Examine the material below and count the lines that hold the word "esquema". Report only the number.
---
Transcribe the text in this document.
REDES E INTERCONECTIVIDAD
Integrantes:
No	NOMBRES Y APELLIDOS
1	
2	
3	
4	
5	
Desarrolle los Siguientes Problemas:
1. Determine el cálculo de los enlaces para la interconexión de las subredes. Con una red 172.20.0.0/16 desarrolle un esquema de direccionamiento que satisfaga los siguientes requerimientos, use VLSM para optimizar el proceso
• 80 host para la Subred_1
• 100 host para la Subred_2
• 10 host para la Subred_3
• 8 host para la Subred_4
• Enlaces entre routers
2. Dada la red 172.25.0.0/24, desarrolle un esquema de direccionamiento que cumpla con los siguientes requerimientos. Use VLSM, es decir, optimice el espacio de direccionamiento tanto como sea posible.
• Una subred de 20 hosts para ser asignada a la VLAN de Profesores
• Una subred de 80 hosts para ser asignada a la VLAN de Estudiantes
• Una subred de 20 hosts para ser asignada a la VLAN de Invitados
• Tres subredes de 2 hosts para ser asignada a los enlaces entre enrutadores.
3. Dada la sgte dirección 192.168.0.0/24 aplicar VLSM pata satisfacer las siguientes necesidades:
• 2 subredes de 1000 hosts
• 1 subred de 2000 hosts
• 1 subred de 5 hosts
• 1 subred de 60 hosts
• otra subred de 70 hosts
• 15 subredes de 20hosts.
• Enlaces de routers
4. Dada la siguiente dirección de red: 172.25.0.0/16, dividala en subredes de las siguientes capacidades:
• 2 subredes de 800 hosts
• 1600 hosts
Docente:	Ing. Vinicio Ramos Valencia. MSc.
---
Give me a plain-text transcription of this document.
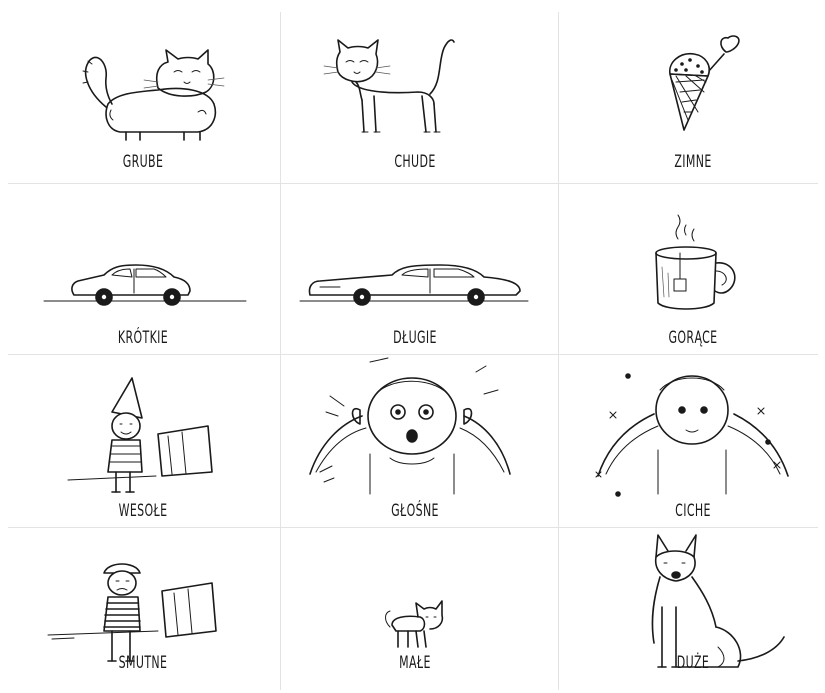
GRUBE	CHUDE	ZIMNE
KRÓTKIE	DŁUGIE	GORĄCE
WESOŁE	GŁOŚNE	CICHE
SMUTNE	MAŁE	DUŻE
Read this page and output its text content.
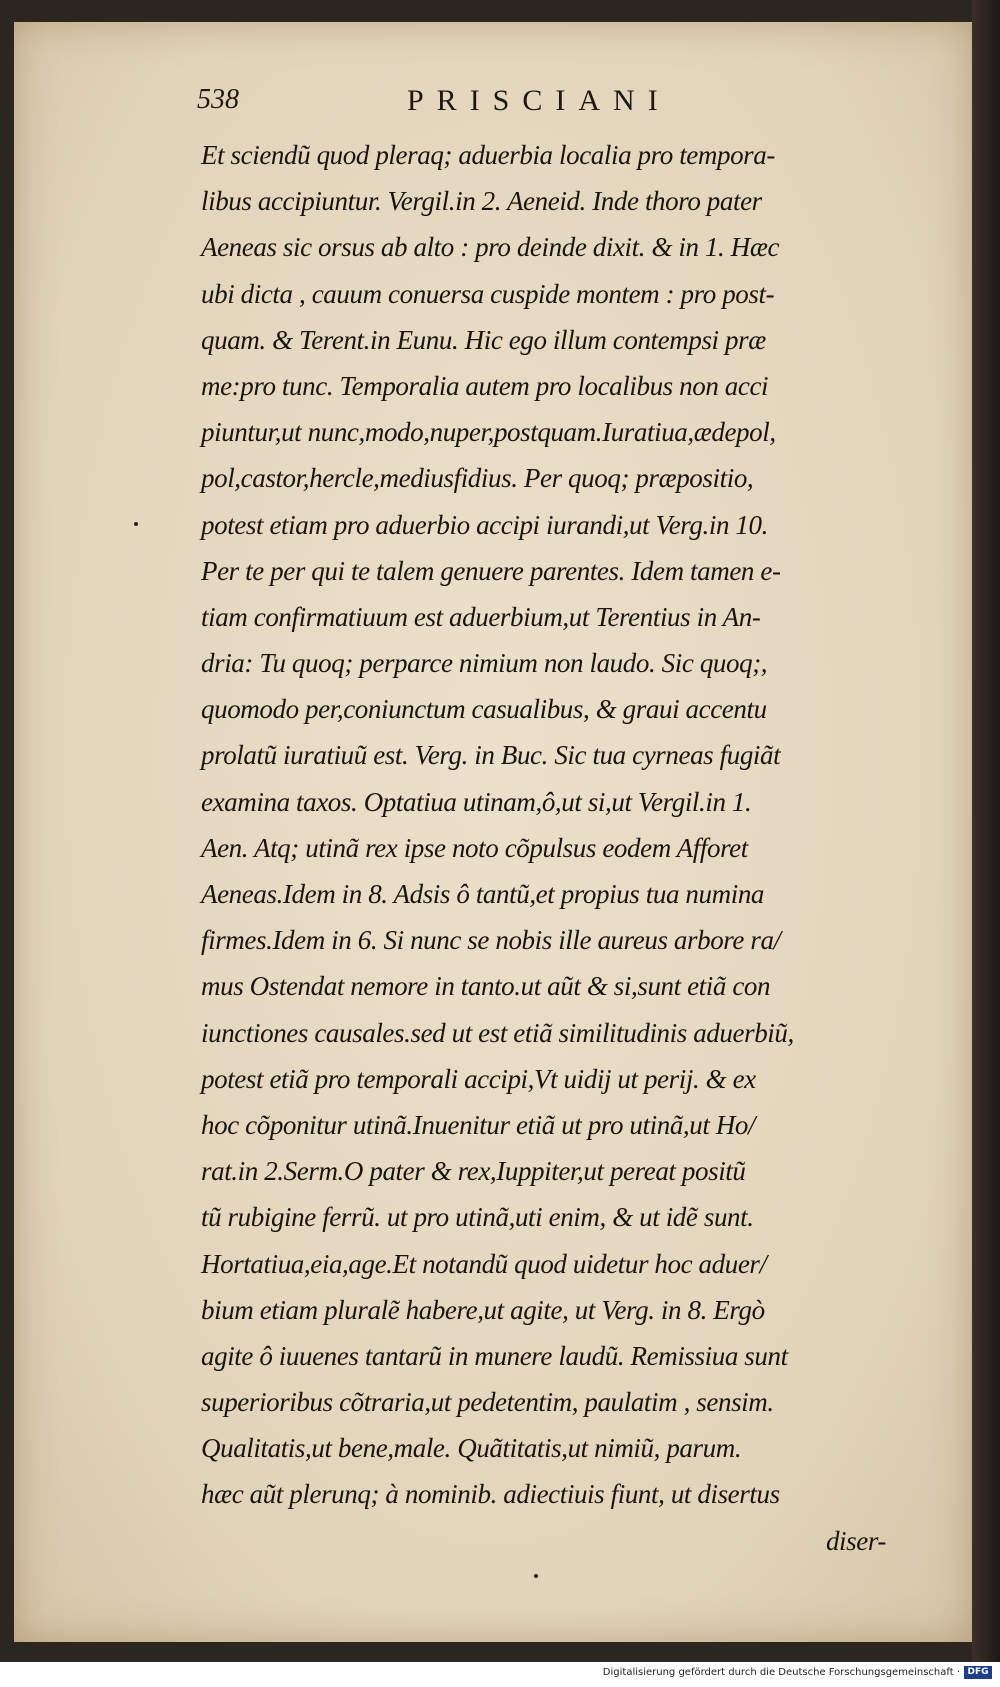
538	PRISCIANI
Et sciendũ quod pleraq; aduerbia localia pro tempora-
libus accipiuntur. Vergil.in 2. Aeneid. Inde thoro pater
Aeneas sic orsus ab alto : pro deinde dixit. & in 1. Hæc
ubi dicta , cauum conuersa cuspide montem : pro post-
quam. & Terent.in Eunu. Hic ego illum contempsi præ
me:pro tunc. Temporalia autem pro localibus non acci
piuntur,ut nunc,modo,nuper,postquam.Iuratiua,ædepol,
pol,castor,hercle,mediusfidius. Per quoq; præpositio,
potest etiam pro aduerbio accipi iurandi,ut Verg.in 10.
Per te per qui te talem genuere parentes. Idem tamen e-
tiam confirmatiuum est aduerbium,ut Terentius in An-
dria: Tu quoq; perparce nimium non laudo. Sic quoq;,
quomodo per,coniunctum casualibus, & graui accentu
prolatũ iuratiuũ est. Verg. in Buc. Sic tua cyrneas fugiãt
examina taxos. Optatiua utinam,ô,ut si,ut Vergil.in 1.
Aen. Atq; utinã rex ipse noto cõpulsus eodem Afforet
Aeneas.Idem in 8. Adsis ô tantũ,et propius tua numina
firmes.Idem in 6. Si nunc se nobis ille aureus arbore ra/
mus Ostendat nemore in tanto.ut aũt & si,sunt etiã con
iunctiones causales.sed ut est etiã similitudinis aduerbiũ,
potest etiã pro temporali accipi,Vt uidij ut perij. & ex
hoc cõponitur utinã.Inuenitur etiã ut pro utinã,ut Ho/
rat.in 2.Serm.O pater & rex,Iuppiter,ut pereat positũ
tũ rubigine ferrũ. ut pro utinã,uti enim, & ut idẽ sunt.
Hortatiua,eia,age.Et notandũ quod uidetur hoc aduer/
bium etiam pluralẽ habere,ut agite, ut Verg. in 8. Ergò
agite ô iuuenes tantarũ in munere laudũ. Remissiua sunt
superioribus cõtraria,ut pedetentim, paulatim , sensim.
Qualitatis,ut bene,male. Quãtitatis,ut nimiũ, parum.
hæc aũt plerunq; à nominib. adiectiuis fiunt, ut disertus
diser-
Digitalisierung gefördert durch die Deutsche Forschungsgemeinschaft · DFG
---
**Final answer:**
2